Stored entries ▸
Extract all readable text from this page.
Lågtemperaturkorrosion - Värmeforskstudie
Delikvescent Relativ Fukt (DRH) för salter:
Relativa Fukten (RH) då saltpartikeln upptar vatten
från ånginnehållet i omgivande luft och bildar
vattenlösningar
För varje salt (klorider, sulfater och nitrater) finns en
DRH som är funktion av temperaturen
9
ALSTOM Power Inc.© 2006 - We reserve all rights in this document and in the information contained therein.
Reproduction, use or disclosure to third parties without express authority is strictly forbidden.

AIM OF THE TASK ▸ Pull out all lines from the listing that contain the string "this".

TASK RESPONSE ▸
Extract all readable text from this page.
ALSTOM Power Inc.© 2006 - We reserve all rights in this document and in the information contained therein.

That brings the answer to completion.